## [Given instruction]
Set down the records once more, please, exactly and with the pictures left out.

Extracted records:
------------------------

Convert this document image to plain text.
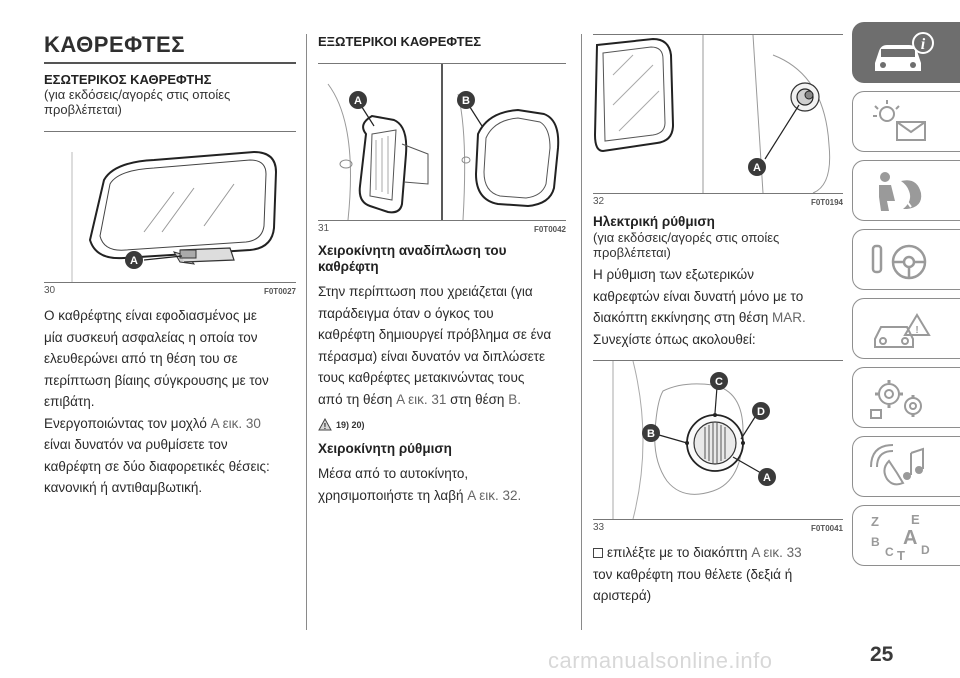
ΚΑΘΡΕΦΤΕΣ
ΕΣΩΤΕΡΙΚΟΣ ΚΑΘΡΕΦΤΗΣ
(για εκδόσεις/αγορές στις οποίες
προβλέπεται)
A
30	F0T0027
Ο καθρέφτης είναι εφοδιασμένος με
μία συσκευή ασφαλείας η οποία τον
ελευθερώνει από τη θέση του σε
περίπτωση βίαιης σύγκρουσης με τον
επιβάτη.
Ενεργοποιώντας τον μοχλό A εικ. 30
είναι δυνατόν να ρυθμίσετε τον
καθρέφτη σε δύο διαφορετικές θέσεις:
κανονική ή αντιθαμβωτική.
ΕΞΩΤΕΡΙΚΟΙ ΚΑΘΡΕΦΤΕΣ
A	B
31	F0T0042
Χειροκίνητη αναδίπλωση του
καθρέφτη
Στην περίπτωση που χρειάζεται (για
παράδειγμα όταν ο όγκος του
καθρέφτη δημιουργεί πρόβλημα σε ένα
πέρασμα) είναι δυνατόν να διπλώσετε
τους καθρέφτες μετακινώντας τους
από τη θέση A εικ. 31 στη θέση B.
! 19) 20)
Χειροκίνητη ρύθμιση
Μέσα από το αυτοκίνητο,
χρησιμοποιήστε τη λαβή A εικ. 32.
A
32	F0T0194
Ηλεκτρική ρύθμιση
(για εκδόσεις/αγορές στις οποίες
προβλέπεται)
Η ρύθμιση των εξωτερικών
καθρεφτών είναι δυνατή μόνο με το
διακόπτη εκκίνησης στη θέση MAR.
Συνεχίστε όπως ακολουθεί:
C
D
B
A
33	F0T0041
επιλέξτε με το διακόπτη A εικ. 33
τον καθρέφτη που θέλετε (δεξιά ή
αριστερά)
i
!
Z E
B A
C D
T
carmanualsonline.info	25
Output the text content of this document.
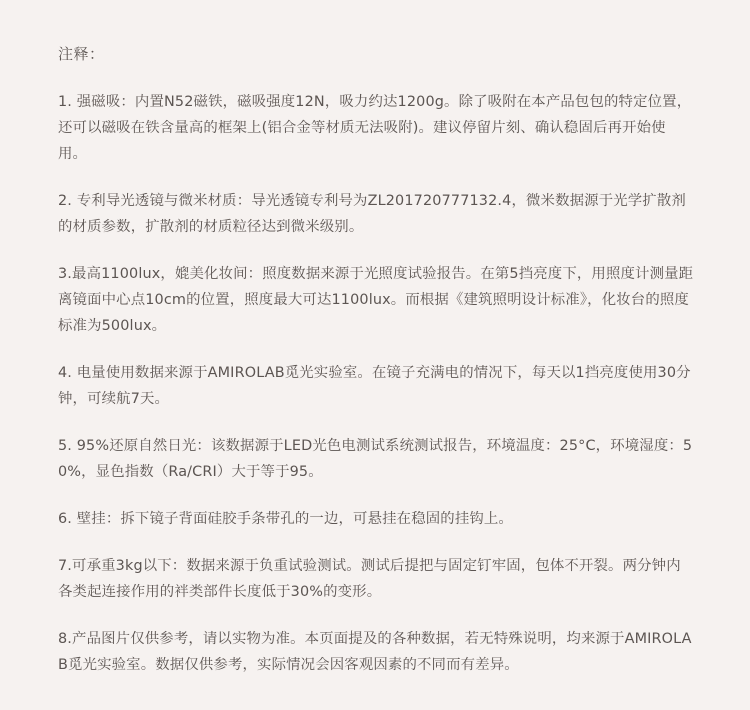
注释：
1. 强磁吸：内置N52磁铁，磁吸强度12N，吸力约达1200g。除了吸附在本产品包包的特定位置，还可以磁吸在铁含量高的框架上(铝合金等材质无法吸附)。建议停留片刻、确认稳固后再开始使用。
2. 专利导光透镜与微米材质：导光透镜专利号为ZL201720777132.4，微米数据源于光学扩散剂的材质参数，扩散剂的材质粒径达到微米级别。
3.最高1100lux，媲美化妆间：照度数据来源于光照度试验报告。在第5挡亮度下，用照度计测量距离镜面中心点10cm的位置，照度最大可达1100lux。而根据《建筑照明设计标准》，化妆台的照度标准为500lux。
4. 电量使用数据来源于AMIROLAB觅光实验室。在镜子充满电的情况下，每天以1挡亮度使用30分钟，可续航7天。
5. 95%还原自然日光：该数据源于LED光色电测试系统测试报告，环境温度：25°C，环境湿度：50%，显色指数（Ra/CRI）大于等于95。
6. 壁挂：拆下镜子背面硅胶手条带孔的一边，可悬挂在稳固的挂钩上。
7.可承重3kg以下：数据来源于负重试验测试。测试后提把与固定钉牢固，包体不开裂。两分钟内各类起连接作用的袢类部件长度低于30%的变形。
8.产品图片仅供参考，请以实物为准。本页面提及的各种数据，若无特殊说明，均来源于AMIROLAB觅光实验室。数据仅供参考，实际情况会因客观因素的不同而有差异。
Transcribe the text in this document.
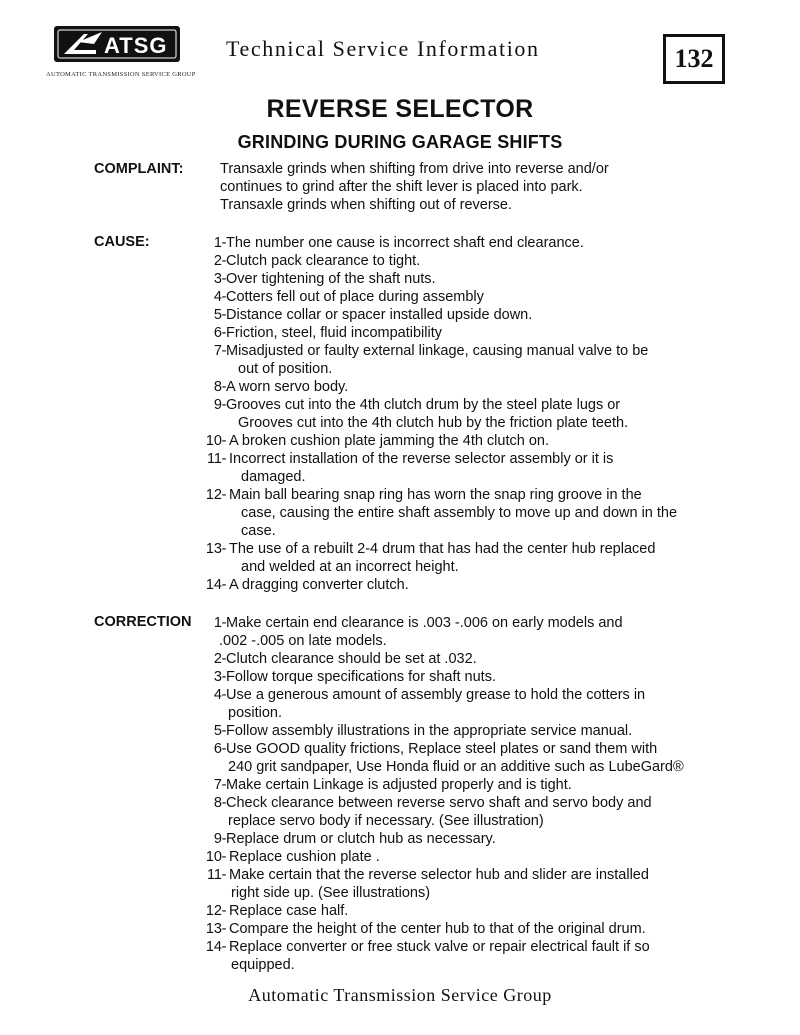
ATSG
AUTOMATIC TRANSMISSION SERVICE GROUP
Technical Service Information	132
REVERSE SELECTOR
GRINDING DURING GARAGE SHIFTS
COMPLAINT:	Transaxle grinds when shifting from drive into reverse and/or
continues to grind after the shift lever is placed into park.
Transaxle grinds when shifting out of reverse.
CAUSE:	1 - The number one cause is incorrect shaft end clearance.
2 - Clutch pack clearance to tight.
3 - Over tightening of the shaft nuts.
4 - Cotters fell out of place during assembly
5 - Distance collar or spacer installed upside down.
6 - Friction, steel, fluid incompatibility
7 - Misadjusted or faulty external linkage, causing manual valve to be
out of position.
8 - A worn servo body.
9 - Grooves cut into the 4th clutch drum by the steel plate lugs or
Grooves cut into the 4th clutch hub by the friction plate teeth.
10 - A broken cushion plate jamming the 4th clutch on.
11 - Incorrect installation of the reverse selector assembly or it is
damaged.
12 - Main ball bearing snap ring has worn the snap ring groove in the
case, causing the entire shaft assembly to move up and down in the
case.
13 - The use of a rebuilt 2-4 drum that has had the center hub replaced
and welded at an incorrect height.
14 - A dragging converter clutch.
CORRECTION	1 - Make certain end clearance is .003 -.006 on early models and
.002 -.005 on late models.
2 - Clutch clearance should be set at .032.
3 - Follow torque specifications for shaft nuts.
4 - Use a generous amount of assembly grease to hold the cotters in
position.
5 - Follow assembly illustrations in the appropriate service manual.
6 - Use GOOD quality frictions, Replace steel plates or sand them with
240 grit sandpaper, Use Honda fluid or an additive such as LubeGard®
7 - Make certain Linkage is adjusted properly and is tight.
8 - Check clearance between reverse servo shaft and servo body and
replace servo body if necessary. (See illustration)
9 - Replace drum or clutch hub as necessary.
10 - Replace cushion plate .
11 - Make certain that the reverse selector hub and slider are installed
right side up. (See illustrations)
12 - Replace case half.
13 - Compare the height of the center hub to that of the original drum.
14 - Replace converter or free stuck valve or repair electrical fault if so
equipped.
Automatic Transmission Service Group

------------------------

## [Solution]
Convert this document image to plain text.
ΚΑΘΡΕΦΤΕΣ
ΕΣΩΤΕΡΙΚΟΣ ΚΑΘΡΕΦΤΗΣ
(για εκδόσεις/αγορές στις οποίες
προβλέπεται)
A
30	F0T0027
Ο καθρέφτης είναι εφοδιασμένος με
μία συσκευή ασφαλείας η οποία τον
ελευθερώνει από τη θέση του σε
περίπτωση βίαιης σύγκρουσης με τον
επιβάτη.
Ενεργοποιώντας τον μοχλό A εικ. 30
είναι δυνατόν να ρυθμίσετε τον
καθρέφτη σε δύο διαφορετικές θέσεις:
κανονική ή αντιθαμβωτική.
ΕΞΩΤΕΡΙΚΟΙ ΚΑΘΡΕΦΤΕΣ
A	B
31	F0T0042
Χειροκίνητη αναδίπλωση του
καθρέφτη
Στην περίπτωση που χρειάζεται (για
παράδειγμα όταν ο όγκος του
καθρέφτη δημιουργεί πρόβλημα σε ένα
πέρασμα) είναι δυνατόν να διπλώσετε
τους καθρέφτες μετακινώντας τους
από τη θέση A εικ. 31 στη θέση B.
! 19) 20)
Χειροκίνητη ρύθμιση
Μέσα από το αυτοκίνητο,
χρησιμοποιήστε τη λαβή A εικ. 32.
A
32	F0T0194
Ηλεκτρική ρύθμιση
(για εκδόσεις/αγορές στις οποίες
προβλέπεται)
Η ρύθμιση των εξωτερικών
καθρεφτών είναι δυνατή μόνο με το
διακόπτη εκκίνησης στη θέση MAR.
Συνεχίστε όπως ακολουθεί:
C
D
B
A
33	F0T0041
επιλέξτε με το διακόπτη A εικ. 33
τον καθρέφτη που θέλετε (δεξιά ή
αριστερά)
i
!
Z E
B A
C D
T
carmanualsonline.info	25
Output the text content of this document.
注释：
1. 强磁吸：内置N52磁铁，磁吸强度12N，吸力约达1200g。除了吸附在本产品包包的特定位置，还可以磁吸在铁含量高的框架上(铝合金等材质无法吸附)。建议停留片刻、确认稳固后再开始使用。
2. 专利导光透镜与微米材质：导光透镜专利号为ZL201720777132.4，微米数据源于光学扩散剂的材质参数，扩散剂的材质粒径达到微米级别。
3.最高1100lux，媲美化妆间：照度数据来源于光照度试验报告。在第5挡亮度下，用照度计测量距离镜面中心点10cm的位置，照度最大可达1100lux。而根据《建筑照明设计标准》，化妆台的照度标准为500lux。
4. 电量使用数据来源于AMIROLAB觅光实验室。在镜子充满电的情况下，每天以1挡亮度使用30分钟，可续航7天。
5. 95%还原自然日光：该数据源于LED光色电测试系统测试报告，环境温度：25°C，环境湿度：50%，显色指数（Ra/CRI）大于等于95。
6. 壁挂：拆下镜子背面硅胶手条带孔的一边，可悬挂在稳固的挂钩上。
7.可承重3kg以下：数据来源于负重试验测试。测试后提把与固定钉牢固，包体不开裂。两分钟内各类起连接作用的袢类部件长度低于30%的变形。
8.产品图片仅供参考，请以实物为准。本页面提及的各种数据，若无特殊说明，均来源于AMIROLAB觅光实验室。数据仅供参考，实际情况会因客观因素的不同而有差异。
Transcribe the text in this document.
ATSG
AUTOMATIC TRANSMISSION SERVICE GROUP
Technical Service Information	132
REVERSE SELECTOR
GRINDING DURING GARAGE SHIFTS
COMPLAINT:	Transaxle grinds when shifting from drive into reverse and/or
continues to grind after the shift lever is placed into park.
Transaxle grinds when shifting out of reverse.
CAUSE:	1 - The number one cause is incorrect shaft end clearance.
2 - Clutch pack clearance to tight.
3 - Over tightening of the shaft nuts.
4 - Cotters fell out of place during assembly
5 - Distance collar or spacer installed upside down.
6 - Friction, steel, fluid incompatibility
7 - Misadjusted or faulty external linkage, causing manual valve to be
out of position.
8 - A worn servo body.
9 - Grooves cut into the 4th clutch drum by the steel plate lugs or
Grooves cut into the 4th clutch hub by the friction plate teeth.
10 - A broken cushion plate jamming the 4th clutch on.
11 - Incorrect installation of the reverse selector assembly or it is
damaged.
12 - Main ball bearing snap ring has worn the snap ring groove in the
case, causing the entire shaft assembly to move up and down in the
case.
13 - The use of a rebuilt 2-4 drum that has had the center hub replaced
and welded at an incorrect height.
14 - A dragging converter clutch.
CORRECTION	1 - Make certain end clearance is .003 -.006 on early models and
.002 -.005 on late models.
2 - Clutch clearance should be set at .032.
3 - Follow torque specifications for shaft nuts.
4 - Use a generous amount of assembly grease to hold the cotters in
position.
5 - Follow assembly illustrations in the appropriate service manual.
6 - Use GOOD quality frictions, Replace steel plates or sand them with
240 grit sandpaper, Use Honda fluid or an additive such as LubeGard®
7 - Make certain Linkage is adjusted properly and is tight.
8 - Check clearance between reverse servo shaft and servo body and
replace servo body if necessary. (See illustration)
9 - Replace drum or clutch hub as necessary.
10 - Replace cushion plate .
11 - Make certain that the reverse selector hub and slider are installed
right side up. (See illustrations)
12 - Replace case half.
13 - Compare the height of the center hub to that of the original drum.
14 - Replace converter or free stuck valve or repair electrical fault if so
equipped.
Automatic Transmission Service Group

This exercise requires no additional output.